→ RECORDS FOR THE EXERCISE
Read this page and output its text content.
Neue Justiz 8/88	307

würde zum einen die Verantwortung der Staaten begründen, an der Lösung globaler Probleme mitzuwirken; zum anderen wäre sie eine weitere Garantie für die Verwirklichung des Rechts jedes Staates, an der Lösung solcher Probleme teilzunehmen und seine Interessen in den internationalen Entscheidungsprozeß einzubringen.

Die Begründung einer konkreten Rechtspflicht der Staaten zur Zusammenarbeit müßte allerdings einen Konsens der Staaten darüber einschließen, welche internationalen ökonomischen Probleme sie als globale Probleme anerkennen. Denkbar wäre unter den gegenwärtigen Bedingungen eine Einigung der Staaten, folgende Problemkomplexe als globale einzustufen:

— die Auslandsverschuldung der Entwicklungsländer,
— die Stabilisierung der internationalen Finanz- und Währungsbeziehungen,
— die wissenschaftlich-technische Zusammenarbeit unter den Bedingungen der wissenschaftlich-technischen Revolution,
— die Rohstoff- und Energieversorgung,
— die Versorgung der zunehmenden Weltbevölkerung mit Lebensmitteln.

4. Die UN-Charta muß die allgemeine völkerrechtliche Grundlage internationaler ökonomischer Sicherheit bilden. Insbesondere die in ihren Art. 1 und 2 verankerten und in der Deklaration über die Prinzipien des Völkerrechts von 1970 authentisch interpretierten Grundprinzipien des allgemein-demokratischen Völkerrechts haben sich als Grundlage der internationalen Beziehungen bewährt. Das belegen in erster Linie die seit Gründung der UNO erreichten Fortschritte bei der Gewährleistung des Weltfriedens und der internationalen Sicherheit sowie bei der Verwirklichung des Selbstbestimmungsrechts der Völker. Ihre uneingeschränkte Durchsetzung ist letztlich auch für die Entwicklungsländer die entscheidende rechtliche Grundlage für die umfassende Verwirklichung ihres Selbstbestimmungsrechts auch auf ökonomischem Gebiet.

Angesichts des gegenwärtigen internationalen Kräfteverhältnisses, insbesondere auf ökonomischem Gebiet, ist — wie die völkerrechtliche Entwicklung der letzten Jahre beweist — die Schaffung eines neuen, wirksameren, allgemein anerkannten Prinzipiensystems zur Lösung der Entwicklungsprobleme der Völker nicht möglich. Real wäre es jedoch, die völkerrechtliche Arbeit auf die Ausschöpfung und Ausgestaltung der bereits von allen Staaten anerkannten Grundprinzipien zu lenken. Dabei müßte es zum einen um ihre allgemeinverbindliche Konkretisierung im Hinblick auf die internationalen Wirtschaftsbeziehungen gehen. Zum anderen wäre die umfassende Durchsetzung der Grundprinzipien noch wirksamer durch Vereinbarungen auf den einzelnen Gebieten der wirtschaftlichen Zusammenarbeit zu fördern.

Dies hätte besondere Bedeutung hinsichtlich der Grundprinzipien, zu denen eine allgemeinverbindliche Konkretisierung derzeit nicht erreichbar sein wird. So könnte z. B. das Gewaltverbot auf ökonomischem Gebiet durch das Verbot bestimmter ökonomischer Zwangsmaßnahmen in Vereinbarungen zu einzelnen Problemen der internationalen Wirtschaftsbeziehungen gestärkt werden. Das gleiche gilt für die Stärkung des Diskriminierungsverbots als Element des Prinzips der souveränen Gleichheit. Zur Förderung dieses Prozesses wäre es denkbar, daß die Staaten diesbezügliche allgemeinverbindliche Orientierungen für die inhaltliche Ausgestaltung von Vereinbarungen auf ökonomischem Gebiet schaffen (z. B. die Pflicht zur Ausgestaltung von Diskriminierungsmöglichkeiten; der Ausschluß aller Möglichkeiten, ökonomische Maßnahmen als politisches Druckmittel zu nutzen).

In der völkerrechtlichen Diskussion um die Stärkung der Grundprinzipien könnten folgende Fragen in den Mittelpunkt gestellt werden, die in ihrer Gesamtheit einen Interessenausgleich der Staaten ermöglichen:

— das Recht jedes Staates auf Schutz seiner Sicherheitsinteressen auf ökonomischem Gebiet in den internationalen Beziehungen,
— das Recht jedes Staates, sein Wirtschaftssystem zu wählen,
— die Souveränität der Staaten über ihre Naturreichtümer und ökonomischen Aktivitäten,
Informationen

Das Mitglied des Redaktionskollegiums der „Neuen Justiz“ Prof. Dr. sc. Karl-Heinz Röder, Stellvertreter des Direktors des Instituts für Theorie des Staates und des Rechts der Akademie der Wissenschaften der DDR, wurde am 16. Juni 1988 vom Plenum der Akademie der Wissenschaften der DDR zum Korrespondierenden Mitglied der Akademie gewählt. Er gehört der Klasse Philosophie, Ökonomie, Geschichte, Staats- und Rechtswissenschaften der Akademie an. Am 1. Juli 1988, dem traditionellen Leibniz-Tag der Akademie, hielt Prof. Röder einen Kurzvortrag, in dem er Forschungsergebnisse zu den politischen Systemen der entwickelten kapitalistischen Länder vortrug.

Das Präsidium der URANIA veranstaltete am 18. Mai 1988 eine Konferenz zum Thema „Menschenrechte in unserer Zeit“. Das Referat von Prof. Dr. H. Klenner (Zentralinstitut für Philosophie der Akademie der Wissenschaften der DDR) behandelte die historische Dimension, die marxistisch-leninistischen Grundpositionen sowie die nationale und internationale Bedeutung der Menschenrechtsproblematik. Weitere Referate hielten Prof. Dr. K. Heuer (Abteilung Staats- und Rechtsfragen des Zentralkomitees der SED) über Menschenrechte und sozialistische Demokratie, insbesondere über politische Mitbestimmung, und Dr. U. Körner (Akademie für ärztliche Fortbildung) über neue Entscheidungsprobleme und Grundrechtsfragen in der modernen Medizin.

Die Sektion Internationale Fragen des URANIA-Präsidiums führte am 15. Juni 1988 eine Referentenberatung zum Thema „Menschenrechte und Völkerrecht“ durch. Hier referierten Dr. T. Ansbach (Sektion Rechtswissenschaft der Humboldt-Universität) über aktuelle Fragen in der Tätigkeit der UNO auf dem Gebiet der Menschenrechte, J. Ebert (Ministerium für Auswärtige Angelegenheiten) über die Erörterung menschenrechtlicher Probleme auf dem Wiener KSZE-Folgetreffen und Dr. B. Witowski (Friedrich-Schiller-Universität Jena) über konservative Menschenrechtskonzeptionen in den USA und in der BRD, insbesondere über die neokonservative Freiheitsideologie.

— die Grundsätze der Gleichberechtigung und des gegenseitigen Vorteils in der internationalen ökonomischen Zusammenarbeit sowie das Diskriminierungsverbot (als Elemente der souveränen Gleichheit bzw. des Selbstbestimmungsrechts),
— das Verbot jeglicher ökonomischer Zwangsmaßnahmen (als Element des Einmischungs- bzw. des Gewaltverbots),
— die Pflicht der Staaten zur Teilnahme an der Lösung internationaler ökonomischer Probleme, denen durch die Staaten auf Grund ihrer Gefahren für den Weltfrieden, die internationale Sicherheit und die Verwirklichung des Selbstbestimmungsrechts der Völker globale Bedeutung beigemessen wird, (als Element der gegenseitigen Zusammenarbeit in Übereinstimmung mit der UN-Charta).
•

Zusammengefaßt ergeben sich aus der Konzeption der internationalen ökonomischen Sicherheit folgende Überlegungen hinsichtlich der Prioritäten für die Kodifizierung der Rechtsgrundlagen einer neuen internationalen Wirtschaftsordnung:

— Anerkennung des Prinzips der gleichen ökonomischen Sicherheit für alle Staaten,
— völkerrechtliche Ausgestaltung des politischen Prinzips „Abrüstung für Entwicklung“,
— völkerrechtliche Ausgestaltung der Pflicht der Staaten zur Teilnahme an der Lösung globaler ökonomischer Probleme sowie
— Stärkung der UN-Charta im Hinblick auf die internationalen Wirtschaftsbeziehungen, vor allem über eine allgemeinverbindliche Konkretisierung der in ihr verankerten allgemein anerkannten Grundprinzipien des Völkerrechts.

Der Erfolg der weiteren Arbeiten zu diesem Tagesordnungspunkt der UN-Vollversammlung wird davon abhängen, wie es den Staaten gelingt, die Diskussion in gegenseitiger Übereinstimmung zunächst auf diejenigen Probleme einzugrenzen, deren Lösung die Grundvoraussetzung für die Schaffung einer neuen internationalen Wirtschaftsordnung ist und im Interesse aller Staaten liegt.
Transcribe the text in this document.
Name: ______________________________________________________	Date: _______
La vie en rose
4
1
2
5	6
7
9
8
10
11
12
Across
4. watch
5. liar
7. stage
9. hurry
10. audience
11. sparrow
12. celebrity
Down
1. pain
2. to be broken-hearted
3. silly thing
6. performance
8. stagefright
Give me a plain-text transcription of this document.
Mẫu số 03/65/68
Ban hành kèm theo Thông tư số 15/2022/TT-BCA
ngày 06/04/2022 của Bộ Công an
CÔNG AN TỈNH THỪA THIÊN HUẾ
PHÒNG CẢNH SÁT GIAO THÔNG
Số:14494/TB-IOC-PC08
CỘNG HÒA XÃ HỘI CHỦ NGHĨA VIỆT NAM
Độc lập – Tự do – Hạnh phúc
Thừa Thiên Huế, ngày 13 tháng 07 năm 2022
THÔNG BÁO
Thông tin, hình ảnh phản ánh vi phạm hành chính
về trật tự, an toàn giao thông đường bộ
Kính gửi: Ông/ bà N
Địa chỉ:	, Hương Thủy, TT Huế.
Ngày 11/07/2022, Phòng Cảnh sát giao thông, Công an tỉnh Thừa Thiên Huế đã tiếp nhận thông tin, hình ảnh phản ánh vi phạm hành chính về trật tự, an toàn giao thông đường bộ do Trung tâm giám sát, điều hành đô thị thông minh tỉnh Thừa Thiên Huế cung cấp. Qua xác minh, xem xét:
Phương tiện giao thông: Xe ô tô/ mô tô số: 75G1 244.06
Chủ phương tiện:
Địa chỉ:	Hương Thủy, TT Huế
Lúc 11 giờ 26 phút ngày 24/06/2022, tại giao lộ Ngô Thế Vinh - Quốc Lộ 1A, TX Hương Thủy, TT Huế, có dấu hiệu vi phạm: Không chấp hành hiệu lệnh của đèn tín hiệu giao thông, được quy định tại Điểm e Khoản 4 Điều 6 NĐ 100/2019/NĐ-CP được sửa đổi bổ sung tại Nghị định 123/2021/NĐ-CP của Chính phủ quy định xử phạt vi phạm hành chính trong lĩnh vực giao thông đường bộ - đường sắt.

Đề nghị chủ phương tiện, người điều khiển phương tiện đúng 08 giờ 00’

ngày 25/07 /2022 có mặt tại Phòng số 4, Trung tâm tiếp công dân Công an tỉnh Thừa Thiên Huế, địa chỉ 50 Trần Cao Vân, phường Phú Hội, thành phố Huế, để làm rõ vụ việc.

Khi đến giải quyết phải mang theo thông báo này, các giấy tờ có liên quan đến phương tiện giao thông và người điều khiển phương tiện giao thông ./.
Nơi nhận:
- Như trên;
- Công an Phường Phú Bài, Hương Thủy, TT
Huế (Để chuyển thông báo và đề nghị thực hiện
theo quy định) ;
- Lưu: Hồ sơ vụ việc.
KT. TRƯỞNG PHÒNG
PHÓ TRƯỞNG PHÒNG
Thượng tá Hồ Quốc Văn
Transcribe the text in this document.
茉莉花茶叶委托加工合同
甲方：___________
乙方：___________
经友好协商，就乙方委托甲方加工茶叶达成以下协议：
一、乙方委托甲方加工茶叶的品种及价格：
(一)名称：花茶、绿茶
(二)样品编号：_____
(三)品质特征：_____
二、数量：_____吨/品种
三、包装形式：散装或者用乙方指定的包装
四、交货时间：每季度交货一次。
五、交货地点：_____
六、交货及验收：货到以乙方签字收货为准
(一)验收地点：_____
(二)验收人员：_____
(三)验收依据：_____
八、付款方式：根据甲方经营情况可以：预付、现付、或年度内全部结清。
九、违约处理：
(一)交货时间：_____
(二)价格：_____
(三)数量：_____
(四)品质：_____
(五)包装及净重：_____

→ WHAT YOU WILL DO
Filter the records down to the lines that contain the string "Übereinstimmung", and copy those lines.

→ FINAL RESULT
— die Pflicht der Staaten zur Teilnahme an der Lösung internationaler ökonomischer Probleme, denen durch die Staaten auf Grund ihrer Gefahren für den Weltfrieden, die internationale Sicherheit und die Verwirklichung des Selbstbestimmungsrechts der Völker globale Bedeutung beigemessen wird, (als Element der gegenseitigen Zusammenarbeit in Übereinstimmung mit der UN-Charta).
Der Erfolg der weiteren Arbeiten zu diesem Tagesordnungspunkt der UN-Vollversammlung wird davon abhängen, wie es den Staaten gelingt, die Diskussion in gegenseitiger Übereinstimmung zunächst auf diejenigen Probleme einzugrenzen, deren Lösung die Grundvoraussetzung für die Schaffung einer neuen internationalen Wirtschaftsordnung ist und im Interesse aller Staaten liegt.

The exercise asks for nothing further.